* [GIVEN REQUEST] Print each of the entries exactly, leaving nothing out.

==*==

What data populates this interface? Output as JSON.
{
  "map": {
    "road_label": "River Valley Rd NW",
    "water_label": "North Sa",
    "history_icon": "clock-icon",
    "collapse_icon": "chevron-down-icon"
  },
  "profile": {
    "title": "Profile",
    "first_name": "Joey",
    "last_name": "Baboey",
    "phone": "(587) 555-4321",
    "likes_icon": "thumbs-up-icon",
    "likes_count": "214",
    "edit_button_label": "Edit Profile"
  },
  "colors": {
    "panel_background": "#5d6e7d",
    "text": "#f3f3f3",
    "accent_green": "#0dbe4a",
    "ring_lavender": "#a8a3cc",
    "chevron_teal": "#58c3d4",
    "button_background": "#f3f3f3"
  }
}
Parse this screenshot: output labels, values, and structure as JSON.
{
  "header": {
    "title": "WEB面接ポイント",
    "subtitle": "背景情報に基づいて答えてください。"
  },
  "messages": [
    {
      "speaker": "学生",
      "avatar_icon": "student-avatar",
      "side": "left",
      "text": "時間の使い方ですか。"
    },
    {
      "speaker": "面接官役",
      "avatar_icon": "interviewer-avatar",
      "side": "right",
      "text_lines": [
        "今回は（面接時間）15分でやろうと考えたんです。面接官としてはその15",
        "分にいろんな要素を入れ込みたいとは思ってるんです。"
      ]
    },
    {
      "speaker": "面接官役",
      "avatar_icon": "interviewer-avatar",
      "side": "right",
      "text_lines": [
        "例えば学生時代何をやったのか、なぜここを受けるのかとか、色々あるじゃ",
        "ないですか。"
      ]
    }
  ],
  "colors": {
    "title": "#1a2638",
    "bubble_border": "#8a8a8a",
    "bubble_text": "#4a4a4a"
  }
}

==*==

* [THE COMPLETED TASK]
What data populates this interface? Output as JSON.
{
  "map": {
    "road_label": "River Valley Rd NW",
    "water_label": "North Sa",
    "history_icon": "clock-icon",
    "collapse_icon": "chevron-down-icon"
  },
  "profile": {
    "title": "Profile",
    "first_name": "Joey",
    "last_name": "Baboey",
    "phone": "(587) 555-4321",
    "likes_icon": "thumbs-up-icon",
    "likes_count": "214",
    "edit_button_label": "Edit Profile"
  },
  "colors": {
    "panel_background": "#5d6e7d",
    "text": "#f3f3f3",
    "accent_green": "#0dbe4a",
    "ring_lavender": "#a8a3cc",
    "chevron_teal": "#58c3d4",
    "button_background": "#f3f3f3"
  }
}
Parse this screenshot: output labels, values, and structure as JSON.
{
  "header": {
    "title": "WEB面接ポイント",
    "subtitle": "背景情報に基づいて答えてください。"
  },
  "messages": [
    {
      "speaker": "学生",
      "avatar_icon": "student-avatar",
      "side": "left",
      "text": "時間の使い方ですか。"
    },
    {
      "speaker": "面接官役",
      "avatar_icon": "interviewer-avatar",
      "side": "right",
      "text_lines": [
        "今回は（面接時間）15分でやろうと考えたんです。面接官としてはその15",
        "分にいろんな要素を入れ込みたいとは思ってるんです。"
      ]
    },
    {
      "speaker": "面接官役",
      "avatar_icon": "interviewer-avatar",
      "side": "right",
      "text_lines": [
        "例えば学生時代何をやったのか、なぜここを受けるのかとか、色々あるじゃ",
        "ないですか。"
      ]
    }
  ],
  "colors": {
    "title": "#1a2638",
    "bubble_border": "#8a8a8a",
    "bubble_text": "#4a4a4a"
  }
}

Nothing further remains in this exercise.